Instructions —
a) In the async-injection readme below, rewrite the paragraph that begins "Most DI containers assume" more briefly, keeping its main facts.
b) From the async-injection readme below, copy word for word the part starting with "Synchronous and asynchronous" and going on through "side by side.".

Text for analysis —

★ ★ ★ ★

A robust lightweight dependency injection library for TypeScript.

Readme

Async-Injection

CI npm version codecov License: MIT OSS Lifecycle

Lightweight TypeScript dependency injection — with first-class async support.

Most DI containers assume your dependencies are ready the moment they are constructed. async-injection doesn't.
Synchronous and asynchronous dependencies can coexist naturally in the same container, and the library resolves each correctly — whether you get them immediately or need to await them.

Install

npm install async-injection

Works in Node, browsers, Electron, and other runtimes.
Ships as both ESM and CJS side by side.

Quick start

@Injectable()
class SharedService {
    constructor(@Inject('LogLevel') @Optional('warn') private logLevel: string) { }
}

@Injectable()
class TransactionHandler {
    constructor(svc: SharedService) { }
}

const container = new Container();
container.bindClass(SharedService).asSingleton();  // one shared instance
container.bindClass(TransactionHandler);           // new instance on each get
container.bindConstant('LogLevel', 'info');        // override defaulted 'warn' level

const tx = container.get(TransactionHandler);

Tip:
Real-world projects should follow best practices like separation of concerns, having a composition root, and should avoid anti-patterns like service locator.

★ ★ ★ ★

Extracted information —

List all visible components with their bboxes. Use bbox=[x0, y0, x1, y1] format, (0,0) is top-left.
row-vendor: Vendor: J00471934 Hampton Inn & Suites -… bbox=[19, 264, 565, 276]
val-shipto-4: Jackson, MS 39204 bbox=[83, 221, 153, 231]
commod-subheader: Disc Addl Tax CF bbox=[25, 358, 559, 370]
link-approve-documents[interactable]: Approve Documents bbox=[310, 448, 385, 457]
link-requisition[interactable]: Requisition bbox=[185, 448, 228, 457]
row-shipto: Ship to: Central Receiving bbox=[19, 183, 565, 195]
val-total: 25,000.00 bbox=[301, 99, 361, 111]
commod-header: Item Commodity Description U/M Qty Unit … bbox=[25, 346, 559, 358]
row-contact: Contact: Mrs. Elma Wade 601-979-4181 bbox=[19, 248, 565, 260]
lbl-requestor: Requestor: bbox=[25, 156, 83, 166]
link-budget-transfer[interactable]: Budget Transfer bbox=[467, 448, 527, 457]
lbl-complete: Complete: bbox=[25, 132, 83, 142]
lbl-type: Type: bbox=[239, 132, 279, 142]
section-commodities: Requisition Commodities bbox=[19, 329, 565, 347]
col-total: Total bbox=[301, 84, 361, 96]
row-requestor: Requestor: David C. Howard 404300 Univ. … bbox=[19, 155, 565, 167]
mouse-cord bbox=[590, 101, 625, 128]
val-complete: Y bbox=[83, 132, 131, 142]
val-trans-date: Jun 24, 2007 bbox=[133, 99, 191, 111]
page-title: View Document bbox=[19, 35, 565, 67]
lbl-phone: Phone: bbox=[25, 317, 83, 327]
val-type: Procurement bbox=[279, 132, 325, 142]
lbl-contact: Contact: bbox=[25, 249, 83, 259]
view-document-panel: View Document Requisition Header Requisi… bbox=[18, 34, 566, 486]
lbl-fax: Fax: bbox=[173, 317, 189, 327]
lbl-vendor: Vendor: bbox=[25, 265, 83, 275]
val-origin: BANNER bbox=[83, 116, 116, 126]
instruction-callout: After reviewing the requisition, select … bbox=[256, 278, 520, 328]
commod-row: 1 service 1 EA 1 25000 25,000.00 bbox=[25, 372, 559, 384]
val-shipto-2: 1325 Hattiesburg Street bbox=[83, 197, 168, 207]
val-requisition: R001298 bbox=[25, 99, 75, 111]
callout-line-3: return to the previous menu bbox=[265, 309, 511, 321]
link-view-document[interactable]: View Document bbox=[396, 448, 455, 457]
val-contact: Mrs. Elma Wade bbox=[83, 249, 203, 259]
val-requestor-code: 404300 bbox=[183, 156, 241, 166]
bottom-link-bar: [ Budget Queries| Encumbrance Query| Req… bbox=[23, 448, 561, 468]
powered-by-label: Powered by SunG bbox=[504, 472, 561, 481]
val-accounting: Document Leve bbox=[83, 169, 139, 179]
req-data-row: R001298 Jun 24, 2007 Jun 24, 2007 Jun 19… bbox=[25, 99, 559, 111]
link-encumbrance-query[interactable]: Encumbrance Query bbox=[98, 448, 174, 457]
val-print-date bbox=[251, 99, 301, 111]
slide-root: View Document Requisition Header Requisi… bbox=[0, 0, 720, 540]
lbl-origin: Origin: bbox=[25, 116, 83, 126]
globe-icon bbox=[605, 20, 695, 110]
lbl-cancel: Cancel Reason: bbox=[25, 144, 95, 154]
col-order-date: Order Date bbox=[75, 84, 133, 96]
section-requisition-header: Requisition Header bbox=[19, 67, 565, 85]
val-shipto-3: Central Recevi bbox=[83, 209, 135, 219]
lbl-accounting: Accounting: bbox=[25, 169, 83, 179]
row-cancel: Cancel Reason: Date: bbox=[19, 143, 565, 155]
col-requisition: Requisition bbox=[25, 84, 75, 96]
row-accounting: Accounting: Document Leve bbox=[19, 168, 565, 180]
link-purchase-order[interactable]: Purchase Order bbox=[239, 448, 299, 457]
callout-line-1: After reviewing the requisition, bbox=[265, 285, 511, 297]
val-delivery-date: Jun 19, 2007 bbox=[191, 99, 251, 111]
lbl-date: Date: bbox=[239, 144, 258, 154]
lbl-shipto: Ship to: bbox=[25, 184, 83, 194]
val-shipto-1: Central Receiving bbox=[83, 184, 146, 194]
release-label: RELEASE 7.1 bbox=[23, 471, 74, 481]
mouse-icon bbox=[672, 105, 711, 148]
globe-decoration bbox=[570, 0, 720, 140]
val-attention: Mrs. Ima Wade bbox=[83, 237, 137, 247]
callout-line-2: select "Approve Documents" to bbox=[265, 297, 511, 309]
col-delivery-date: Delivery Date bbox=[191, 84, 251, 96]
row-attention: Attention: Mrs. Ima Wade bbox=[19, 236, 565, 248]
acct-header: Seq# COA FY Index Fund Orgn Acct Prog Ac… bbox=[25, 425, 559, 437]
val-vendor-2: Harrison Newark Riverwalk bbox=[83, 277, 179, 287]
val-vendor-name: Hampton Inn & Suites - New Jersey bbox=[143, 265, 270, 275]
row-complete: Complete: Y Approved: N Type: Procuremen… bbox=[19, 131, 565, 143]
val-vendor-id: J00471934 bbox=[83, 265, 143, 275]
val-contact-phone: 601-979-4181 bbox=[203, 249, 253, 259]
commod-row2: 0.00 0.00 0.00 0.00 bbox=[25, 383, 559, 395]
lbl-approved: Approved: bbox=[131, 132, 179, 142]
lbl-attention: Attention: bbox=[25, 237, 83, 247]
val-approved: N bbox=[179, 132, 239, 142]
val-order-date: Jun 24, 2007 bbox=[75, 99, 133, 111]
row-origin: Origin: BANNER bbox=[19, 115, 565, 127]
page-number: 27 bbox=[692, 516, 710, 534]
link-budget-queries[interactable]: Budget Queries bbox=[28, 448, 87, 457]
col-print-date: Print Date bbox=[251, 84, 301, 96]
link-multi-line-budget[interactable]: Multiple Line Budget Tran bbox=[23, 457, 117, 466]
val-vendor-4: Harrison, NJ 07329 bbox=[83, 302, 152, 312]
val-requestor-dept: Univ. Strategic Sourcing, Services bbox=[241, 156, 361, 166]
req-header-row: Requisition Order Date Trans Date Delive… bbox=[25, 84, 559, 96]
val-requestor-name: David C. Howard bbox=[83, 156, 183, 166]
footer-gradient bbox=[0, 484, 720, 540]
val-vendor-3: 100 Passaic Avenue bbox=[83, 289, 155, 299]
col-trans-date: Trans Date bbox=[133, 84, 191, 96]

★ ★ ★ ★

Answers by task —
a) Unlike most DI containers, async-injection doesn't assume dependencies are ready as soon as they are constructed. Synchronous and asynchronous dependencies can share one container, and each is resolved correctly, whether you get it right away or await it.

b)
Synchronous and asynchronous dependencies can coexist naturally in the same container, and the library resolves each correctly — whether you get them immediately or need to await them.

Install

npm install async-injection

Works in Node, browsers, Electron, and other runtimes.
Ships as both ESM and CJS side by side.